Records that describe figures:
=-=-=
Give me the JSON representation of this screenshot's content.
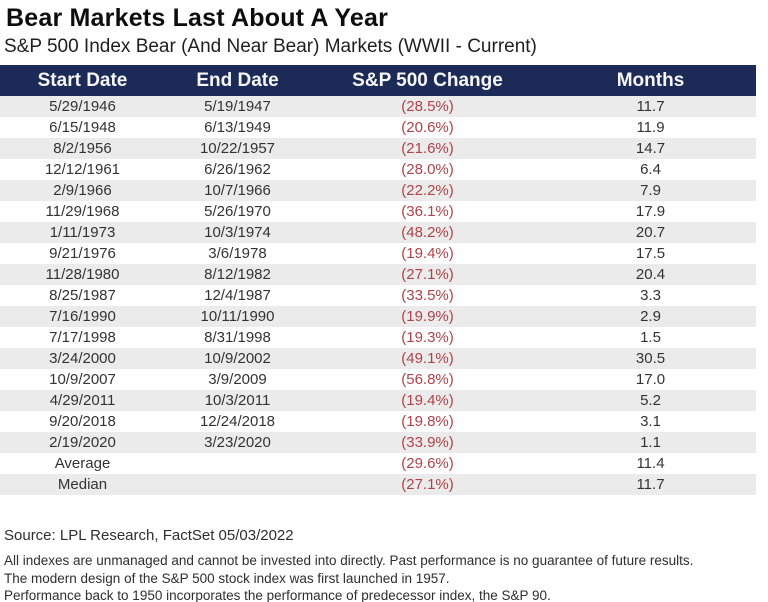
{
  "title": "Bear Markets Last About A Year",
  "subtitle": "S&P 500 Index Bear (And Near Bear) Markets (WWII - Current)",
  "colors": {
    "header_bg": "#1b2a57",
    "header_text": "#f6f6f6",
    "alt_row_bg": "#ebebeb",
    "negative_value": "#b04249",
    "divider": "#5f6f8d"
  },
  "chart_data": {
    "type": "table",
    "columns": [
      "Start Date",
      "End Date",
      "S&P 500 Change",
      "Months"
    ],
    "rows": [
      [
        "5/29/1946",
        "5/19/1947",
        "(28.5%)",
        "11.7"
      ],
      [
        "6/15/1948",
        "6/13/1949",
        "(20.6%)",
        "11.9"
      ],
      [
        "8/2/1956",
        "10/22/1957",
        "(21.6%)",
        "14.7"
      ],
      [
        "12/12/1961",
        "6/26/1962",
        "(28.0%)",
        "6.4"
      ],
      [
        "2/9/1966",
        "10/7/1966",
        "(22.2%)",
        "7.9"
      ],
      [
        "11/29/1968",
        "5/26/1970",
        "(36.1%)",
        "17.9"
      ],
      [
        "1/11/1973",
        "10/3/1974",
        "(48.2%)",
        "20.7"
      ],
      [
        "9/21/1976",
        "3/6/1978",
        "(19.4%)",
        "17.5"
      ],
      [
        "11/28/1980",
        "8/12/1982",
        "(27.1%)",
        "20.4"
      ],
      [
        "8/25/1987",
        "12/4/1987",
        "(33.5%)",
        "3.3"
      ],
      [
        "7/16/1990",
        "10/11/1990",
        "(19.9%)",
        "2.9"
      ],
      [
        "7/17/1998",
        "8/31/1998",
        "(19.3%)",
        "1.5"
      ],
      [
        "3/24/2000",
        "10/9/2002",
        "(49.1%)",
        "30.5"
      ],
      [
        "10/9/2007",
        "3/9/2009",
        "(56.8%)",
        "17.0"
      ],
      [
        "4/29/2011",
        "10/3/2011",
        "(19.4%)",
        "5.2"
      ],
      [
        "9/20/2018",
        "12/24/2018",
        "(19.8%)",
        "3.1"
      ],
      [
        "2/19/2020",
        "3/23/2020",
        "(33.9%)",
        "1.1"
      ]
    ],
    "summary_rows": [
      [
        "Average",
        "",
        "(29.6%)",
        "11.4"
      ],
      [
        "Median",
        "",
        "(27.1%)",
        "11.7"
      ]
    ]
  },
  "footer": {
    "source": "Source: LPL Research, FactSet 05/03/2022",
    "disclaimers": [
      "All indexes are unmanaged and cannot be invested into directly. Past performance is no guarantee of future results.",
      "The modern design of the S&P 500 stock index was first launched in 1957.",
      "Performance back to 1950 incorporates the performance of predecessor index, the S&P 90."
    ]
  }
}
=-=-=
Write out each entry exactly as given, omitting any picture.

» **Reply**:
Give me the JSON representation of this screenshot's content.
{
  "title": "Bear Markets Last About A Year",
  "subtitle": "S&P 500 Index Bear (And Near Bear) Markets (WWII - Current)",
  "colors": {
    "header_bg": "#1b2a57",
    "header_text": "#f6f6f6",
    "alt_row_bg": "#ebebeb",
    "negative_value": "#b04249",
    "divider": "#5f6f8d"
  },
  "chart_data": {
    "type": "table",
    "columns": [
      "Start Date",
      "End Date",
      "S&P 500 Change",
      "Months"
    ],
    "rows": [
      [
        "5/29/1946",
        "5/19/1947",
        "(28.5%)",
        "11.7"
      ],
      [
        "6/15/1948",
        "6/13/1949",
        "(20.6%)",
        "11.9"
      ],
      [
        "8/2/1956",
        "10/22/1957",
        "(21.6%)",
        "14.7"
      ],
      [
        "12/12/1961",
        "6/26/1962",
        "(28.0%)",
        "6.4"
      ],
      [
        "2/9/1966",
        "10/7/1966",
        "(22.2%)",
        "7.9"
      ],
      [
        "11/29/1968",
        "5/26/1970",
        "(36.1%)",
        "17.9"
      ],
      [
        "1/11/1973",
        "10/3/1974",
        "(48.2%)",
        "20.7"
      ],
      [
        "9/21/1976",
        "3/6/1978",
        "(19.4%)",
        "17.5"
      ],
      [
        "11/28/1980",
        "8/12/1982",
        "(27.1%)",
        "20.4"
      ],
      [
        "8/25/1987",
        "12/4/1987",
        "(33.5%)",
        "3.3"
      ],
      [
        "7/16/1990",
        "10/11/1990",
        "(19.9%)",
        "2.9"
      ],
      [
        "7/17/1998",
        "8/31/1998",
        "(19.3%)",
        "1.5"
      ],
      [
        "3/24/2000",
        "10/9/2002",
        "(49.1%)",
        "30.5"
      ],
      [
        "10/9/2007",
        "3/9/2009",
        "(56.8%)",
        "17.0"
      ],
      [
        "4/29/2011",
        "10/3/2011",
        "(19.4%)",
        "5.2"
      ],
      [
        "9/20/2018",
        "12/24/2018",
        "(19.8%)",
        "3.1"
      ],
      [
        "2/19/2020",
        "3/23/2020",
        "(33.9%)",
        "1.1"
      ]
    ],
    "summary_rows": [
      [
        "Average",
        "",
        "(29.6%)",
        "11.4"
      ],
      [
        "Median",
        "",
        "(27.1%)",
        "11.7"
      ]
    ]
  },
  "footer": {
    "source": "Source: LPL Research, FactSet 05/03/2022",
    "disclaimers": [
      "All indexes are unmanaged and cannot be invested into directly. Past performance is no guarantee of future results.",
      "The modern design of the S&P 500 stock index was first launched in 1957.",
      "Performance back to 1950 incorporates the performance of predecessor index, the S&P 90."
    ]
  }
}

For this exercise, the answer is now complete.